▶ _TASK DETAILS_:
Repeat every line below exactly as it reads.

------ DATA FOR THIS EXERCISE ------

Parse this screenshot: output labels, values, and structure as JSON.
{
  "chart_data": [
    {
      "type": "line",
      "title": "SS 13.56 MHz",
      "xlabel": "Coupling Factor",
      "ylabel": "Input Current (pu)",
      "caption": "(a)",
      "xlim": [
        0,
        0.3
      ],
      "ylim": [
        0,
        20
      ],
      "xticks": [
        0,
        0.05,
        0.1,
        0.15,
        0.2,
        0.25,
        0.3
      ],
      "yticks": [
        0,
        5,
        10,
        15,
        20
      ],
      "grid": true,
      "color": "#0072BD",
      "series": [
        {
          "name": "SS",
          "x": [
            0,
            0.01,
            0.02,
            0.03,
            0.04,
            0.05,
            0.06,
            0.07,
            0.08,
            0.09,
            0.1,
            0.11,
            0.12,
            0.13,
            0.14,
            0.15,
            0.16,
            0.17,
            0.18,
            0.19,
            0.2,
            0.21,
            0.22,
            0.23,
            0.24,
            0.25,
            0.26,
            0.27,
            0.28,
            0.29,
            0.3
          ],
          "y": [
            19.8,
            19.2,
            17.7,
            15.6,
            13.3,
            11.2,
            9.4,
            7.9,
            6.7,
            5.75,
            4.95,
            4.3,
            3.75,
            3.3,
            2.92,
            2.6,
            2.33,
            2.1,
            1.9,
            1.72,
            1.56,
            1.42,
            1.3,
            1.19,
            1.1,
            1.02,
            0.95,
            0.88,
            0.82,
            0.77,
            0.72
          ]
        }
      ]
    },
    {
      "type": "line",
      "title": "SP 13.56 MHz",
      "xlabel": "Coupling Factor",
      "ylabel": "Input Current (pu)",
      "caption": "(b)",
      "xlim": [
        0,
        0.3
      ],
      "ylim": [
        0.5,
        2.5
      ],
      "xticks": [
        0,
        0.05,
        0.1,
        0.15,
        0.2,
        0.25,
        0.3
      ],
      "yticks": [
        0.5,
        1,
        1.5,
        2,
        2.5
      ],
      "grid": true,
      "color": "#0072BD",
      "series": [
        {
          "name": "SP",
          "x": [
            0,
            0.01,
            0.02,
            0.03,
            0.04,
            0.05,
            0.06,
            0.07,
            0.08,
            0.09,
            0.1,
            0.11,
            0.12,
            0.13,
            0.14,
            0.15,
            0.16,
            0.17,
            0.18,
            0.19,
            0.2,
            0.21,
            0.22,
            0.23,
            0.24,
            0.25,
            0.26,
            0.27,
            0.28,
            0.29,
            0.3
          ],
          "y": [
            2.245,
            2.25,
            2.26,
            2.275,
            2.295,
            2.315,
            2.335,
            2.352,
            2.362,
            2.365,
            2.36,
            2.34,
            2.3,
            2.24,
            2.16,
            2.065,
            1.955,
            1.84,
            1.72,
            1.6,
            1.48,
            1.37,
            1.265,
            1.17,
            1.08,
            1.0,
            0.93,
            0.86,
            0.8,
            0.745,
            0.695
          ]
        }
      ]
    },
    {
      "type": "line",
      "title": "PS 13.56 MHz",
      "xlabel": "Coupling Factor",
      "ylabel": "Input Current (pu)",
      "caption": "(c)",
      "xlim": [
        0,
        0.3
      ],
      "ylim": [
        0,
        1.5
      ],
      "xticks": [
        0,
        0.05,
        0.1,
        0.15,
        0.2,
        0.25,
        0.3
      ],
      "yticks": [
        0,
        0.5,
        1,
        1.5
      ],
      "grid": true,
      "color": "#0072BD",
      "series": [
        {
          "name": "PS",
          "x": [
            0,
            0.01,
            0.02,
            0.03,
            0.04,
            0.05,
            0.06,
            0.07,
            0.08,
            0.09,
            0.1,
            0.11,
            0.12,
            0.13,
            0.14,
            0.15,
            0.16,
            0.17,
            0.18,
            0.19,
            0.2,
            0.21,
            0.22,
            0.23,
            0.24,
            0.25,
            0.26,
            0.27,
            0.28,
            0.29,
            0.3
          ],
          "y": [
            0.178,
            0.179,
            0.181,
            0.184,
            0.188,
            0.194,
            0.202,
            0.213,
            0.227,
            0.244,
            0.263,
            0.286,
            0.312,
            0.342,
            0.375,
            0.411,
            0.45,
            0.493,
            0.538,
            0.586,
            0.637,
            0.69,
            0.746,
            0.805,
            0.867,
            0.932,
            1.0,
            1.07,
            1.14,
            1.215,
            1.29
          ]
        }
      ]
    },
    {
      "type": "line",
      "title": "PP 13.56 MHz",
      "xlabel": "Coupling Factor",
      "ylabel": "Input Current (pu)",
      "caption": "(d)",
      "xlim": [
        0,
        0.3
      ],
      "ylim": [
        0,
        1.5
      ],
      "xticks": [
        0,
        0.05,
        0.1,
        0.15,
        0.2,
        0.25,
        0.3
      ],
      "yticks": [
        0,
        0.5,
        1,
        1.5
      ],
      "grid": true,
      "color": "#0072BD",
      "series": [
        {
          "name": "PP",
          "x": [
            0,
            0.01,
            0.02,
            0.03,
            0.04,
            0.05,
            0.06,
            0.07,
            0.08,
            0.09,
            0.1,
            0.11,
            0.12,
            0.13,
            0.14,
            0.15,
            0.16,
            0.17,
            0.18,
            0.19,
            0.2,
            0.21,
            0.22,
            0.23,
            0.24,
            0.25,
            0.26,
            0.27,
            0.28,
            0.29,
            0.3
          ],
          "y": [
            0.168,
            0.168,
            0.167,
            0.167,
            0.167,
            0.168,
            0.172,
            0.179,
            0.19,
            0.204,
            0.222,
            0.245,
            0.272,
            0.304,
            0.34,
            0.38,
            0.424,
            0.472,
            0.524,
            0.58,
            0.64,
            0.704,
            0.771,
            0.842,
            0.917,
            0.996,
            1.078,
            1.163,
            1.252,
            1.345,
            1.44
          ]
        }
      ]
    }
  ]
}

------

▶ _ANSWER FOR THE TASK_:
Parse this screenshot: output labels, values, and structure as JSON.
{
  "chart_data": [
    {
      "type": "line",
      "title": "SS 13.56 MHz",
      "xlabel": "Coupling Factor",
      "ylabel": "Input Current (pu)",
      "caption": "(a)",
      "xlim": [
        0,
        0.3
      ],
      "ylim": [
        0,
        20
      ],
      "xticks": [
        0,
        0.05,
        0.1,
        0.15,
        0.2,
        0.25,
        0.3
      ],
      "yticks": [
        0,
        5,
        10,
        15,
        20
      ],
      "grid": true,
      "color": "#0072BD",
      "series": [
        {
          "name": "SS",
          "x": [
            0,
            0.01,
            0.02,
            0.03,
            0.04,
            0.05,
            0.06,
            0.07,
            0.08,
            0.09,
            0.1,
            0.11,
            0.12,
            0.13,
            0.14,
            0.15,
            0.16,
            0.17,
            0.18,
            0.19,
            0.2,
            0.21,
            0.22,
            0.23,
            0.24,
            0.25,
            0.26,
            0.27,
            0.28,
            0.29,
            0.3
          ],
          "y": [
            19.8,
            19.2,
            17.7,
            15.6,
            13.3,
            11.2,
            9.4,
            7.9,
            6.7,
            5.75,
            4.95,
            4.3,
            3.75,
            3.3,
            2.92,
            2.6,
            2.33,
            2.1,
            1.9,
            1.72,
            1.56,
            1.42,
            1.3,
            1.19,
            1.1,
            1.02,
            0.95,
            0.88,
            0.82,
            0.77,
            0.72
          ]
        }
      ]
    },
    {
      "type": "line",
      "title": "SP 13.56 MHz",
      "xlabel": "Coupling Factor",
      "ylabel": "Input Current (pu)",
      "caption": "(b)",
      "xlim": [
        0,
        0.3
      ],
      "ylim": [
        0.5,
        2.5
      ],
      "xticks": [
        0,
        0.05,
        0.1,
        0.15,
        0.2,
        0.25,
        0.3
      ],
      "yticks": [
        0.5,
        1,
        1.5,
        2,
        2.5
      ],
      "grid": true,
      "color": "#0072BD",
      "series": [
        {
          "name": "SP",
          "x": [
            0,
            0.01,
            0.02,
            0.03,
            0.04,
            0.05,
            0.06,
            0.07,
            0.08,
            0.09,
            0.1,
            0.11,
            0.12,
            0.13,
            0.14,
            0.15,
            0.16,
            0.17,
            0.18,
            0.19,
            0.2,
            0.21,
            0.22,
            0.23,
            0.24,
            0.25,
            0.26,
            0.27,
            0.28,
            0.29,
            0.3
          ],
          "y": [
            2.245,
            2.25,
            2.26,
            2.275,
            2.295,
            2.315,
            2.335,
            2.352,
            2.362,
            2.365,
            2.36,
            2.34,
            2.3,
            2.24,
            2.16,
            2.065,
            1.955,
            1.84,
            1.72,
            1.6,
            1.48,
            1.37,
            1.265,
            1.17,
            1.08,
            1.0,
            0.93,
            0.86,
            0.8,
            0.745,
            0.695
          ]
        }
      ]
    },
    {
      "type": "line",
      "title": "PS 13.56 MHz",
      "xlabel": "Coupling Factor",
      "ylabel": "Input Current (pu)",
      "caption": "(c)",
      "xlim": [
        0,
        0.3
      ],
      "ylim": [
        0,
        1.5
      ],
      "xticks": [
        0,
        0.05,
        0.1,
        0.15,
        0.2,
        0.25,
        0.3
      ],
      "yticks": [
        0,
        0.5,
        1,
        1.5
      ],
      "grid": true,
      "color": "#0072BD",
      "series": [
        {
          "name": "PS",
          "x": [
            0,
            0.01,
            0.02,
            0.03,
            0.04,
            0.05,
            0.06,
            0.07,
            0.08,
            0.09,
            0.1,
            0.11,
            0.12,
            0.13,
            0.14,
            0.15,
            0.16,
            0.17,
            0.18,
            0.19,
            0.2,
            0.21,
            0.22,
            0.23,
            0.24,
            0.25,
            0.26,
            0.27,
            0.28,
            0.29,
            0.3
          ],
          "y": [
            0.178,
            0.179,
            0.181,
            0.184,
            0.188,
            0.194,
            0.202,
            0.213,
            0.227,
            0.244,
            0.263,
            0.286,
            0.312,
            0.342,
            0.375,
            0.411,
            0.45,
            0.493,
            0.538,
            0.586,
            0.637,
            0.69,
            0.746,
            0.805,
            0.867,
            0.932,
            1.0,
            1.07,
            1.14,
            1.215,
            1.29
          ]
        }
      ]
    },
    {
      "type": "line",
      "title": "PP 13.56 MHz",
      "xlabel": "Coupling Factor",
      "ylabel": "Input Current (pu)",
      "caption": "(d)",
      "xlim": [
        0,
        0.3
      ],
      "ylim": [
        0,
        1.5
      ],
      "xticks": [
        0,
        0.05,
        0.1,
        0.15,
        0.2,
        0.25,
        0.3
      ],
      "yticks": [
        0,
        0.5,
        1,
        1.5
      ],
      "grid": true,
      "color": "#0072BD",
      "series": [
        {
          "name": "PP",
          "x": [
            0,
            0.01,
            0.02,
            0.03,
            0.04,
            0.05,
            0.06,
            0.07,
            0.08,
            0.09,
            0.1,
            0.11,
            0.12,
            0.13,
            0.14,
            0.15,
            0.16,
            0.17,
            0.18,
            0.19,
            0.2,
            0.21,
            0.22,
            0.23,
            0.24,
            0.25,
            0.26,
            0.27,
            0.28,
            0.29,
            0.3
          ],
          "y": [
            0.168,
            0.168,
            0.167,
            0.167,
            0.167,
            0.168,
            0.172,
            0.179,
            0.19,
            0.204,
            0.222,
            0.245,
            0.272,
            0.304,
            0.34,
            0.38,
            0.424,
            0.472,
            0.524,
            0.58,
            0.64,
            0.704,
            0.771,
            0.842,
            0.917,
            0.996,
            1.078,
            1.163,
            1.252,
            1.345,
            1.44
          ]
        }
      ]
    }
  ]
}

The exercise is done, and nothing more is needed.